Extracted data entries
######

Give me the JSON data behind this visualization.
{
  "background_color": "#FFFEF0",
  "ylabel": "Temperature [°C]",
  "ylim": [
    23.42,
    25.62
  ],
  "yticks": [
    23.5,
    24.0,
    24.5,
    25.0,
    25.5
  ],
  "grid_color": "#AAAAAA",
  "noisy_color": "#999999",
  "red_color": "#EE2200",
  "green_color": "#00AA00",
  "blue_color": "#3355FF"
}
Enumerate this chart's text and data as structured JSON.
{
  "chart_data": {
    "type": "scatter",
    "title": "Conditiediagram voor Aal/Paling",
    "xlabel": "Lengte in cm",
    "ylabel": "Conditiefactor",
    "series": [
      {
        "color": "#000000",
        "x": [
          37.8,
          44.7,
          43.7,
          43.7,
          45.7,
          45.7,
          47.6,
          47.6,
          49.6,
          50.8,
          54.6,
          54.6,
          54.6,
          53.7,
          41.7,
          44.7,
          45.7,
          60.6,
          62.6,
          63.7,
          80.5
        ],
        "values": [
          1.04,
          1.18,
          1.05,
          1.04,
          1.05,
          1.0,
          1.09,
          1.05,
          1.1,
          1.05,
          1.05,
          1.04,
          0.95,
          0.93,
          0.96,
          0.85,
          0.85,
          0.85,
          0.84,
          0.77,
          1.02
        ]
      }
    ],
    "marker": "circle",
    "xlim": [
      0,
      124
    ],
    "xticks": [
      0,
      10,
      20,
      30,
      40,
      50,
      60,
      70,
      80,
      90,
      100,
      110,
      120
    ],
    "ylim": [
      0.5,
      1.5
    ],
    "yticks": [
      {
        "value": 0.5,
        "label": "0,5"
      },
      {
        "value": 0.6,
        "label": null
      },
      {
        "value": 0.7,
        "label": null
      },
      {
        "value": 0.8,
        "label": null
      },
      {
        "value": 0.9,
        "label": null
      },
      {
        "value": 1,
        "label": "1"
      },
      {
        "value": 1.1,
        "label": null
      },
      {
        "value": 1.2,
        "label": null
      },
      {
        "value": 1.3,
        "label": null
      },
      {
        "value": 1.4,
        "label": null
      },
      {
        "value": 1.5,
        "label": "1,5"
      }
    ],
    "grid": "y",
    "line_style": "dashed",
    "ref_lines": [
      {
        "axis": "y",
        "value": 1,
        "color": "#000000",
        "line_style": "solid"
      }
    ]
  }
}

######

■ WORK TO BE COMPLETED
Every line above should be retyped exactly as given.

■ TASK RESULT
Give me the JSON data behind this visualization.
{
  "background_color": "#FFFEF0",
  "ylabel": "Temperature [°C]",
  "ylim": [
    23.42,
    25.62
  ],
  "yticks": [
    23.5,
    24.0,
    24.5,
    25.0,
    25.5
  ],
  "grid_color": "#AAAAAA",
  "noisy_color": "#999999",
  "red_color": "#EE2200",
  "green_color": "#00AA00",
  "blue_color": "#3355FF"
}
Enumerate this chart's text and data as structured JSON.
{
  "chart_data": {
    "type": "scatter",
    "title": "Conditiediagram voor Aal/Paling",
    "xlabel": "Lengte in cm",
    "ylabel": "Conditiefactor",
    "series": [
      {
        "color": "#000000",
        "x": [
          37.8,
          44.7,
          43.7,
          43.7,
          45.7,
          45.7,
          47.6,
          47.6,
          49.6,
          50.8,
          54.6,
          54.6,
          54.6,
          53.7,
          41.7,
          44.7,
          45.7,
          60.6,
          62.6,
          63.7,
          80.5
        ],
        "values": [
          1.04,
          1.18,
          1.05,
          1.04,
          1.05,
          1.0,
          1.09,
          1.05,
          1.1,
          1.05,
          1.05,
          1.04,
          0.95,
          0.93,
          0.96,
          0.85,
          0.85,
          0.85,
          0.84,
          0.77,
          1.02
        ]
      }
    ],
    "marker": "circle",
    "xlim": [
      0,
      124
    ],
    "xticks": [
      0,
      10,
      20,
      30,
      40,
      50,
      60,
      70,
      80,
      90,
      100,
      110,
      120
    ],
    "ylim": [
      0.5,
      1.5
    ],
    "yticks": [
      {
        "value": 0.5,
        "label": "0,5"
      },
      {
        "value": 0.6,
        "label": null
      },
      {
        "value": 0.7,
        "label": null
      },
      {
        "value": 0.8,
        "label": null
      },
      {
        "value": 0.9,
        "label": null
      },
      {
        "value": 1,
        "label": "1"
      },
      {
        "value": 1.1,
        "label": null
      },
      {
        "value": 1.2,
        "label": null
      },
      {
        "value": 1.3,
        "label": null
      },
      {
        "value": 1.4,
        "label": null
      },
      {
        "value": 1.5,
        "label": "1,5"
      }
    ],
    "grid": "y",
    "line_style": "dashed",
    "ref_lines": [
      {
        "axis": "y",
        "value": 1,
        "color": "#000000",
        "line_style": "solid"
      }
    ]
  }
}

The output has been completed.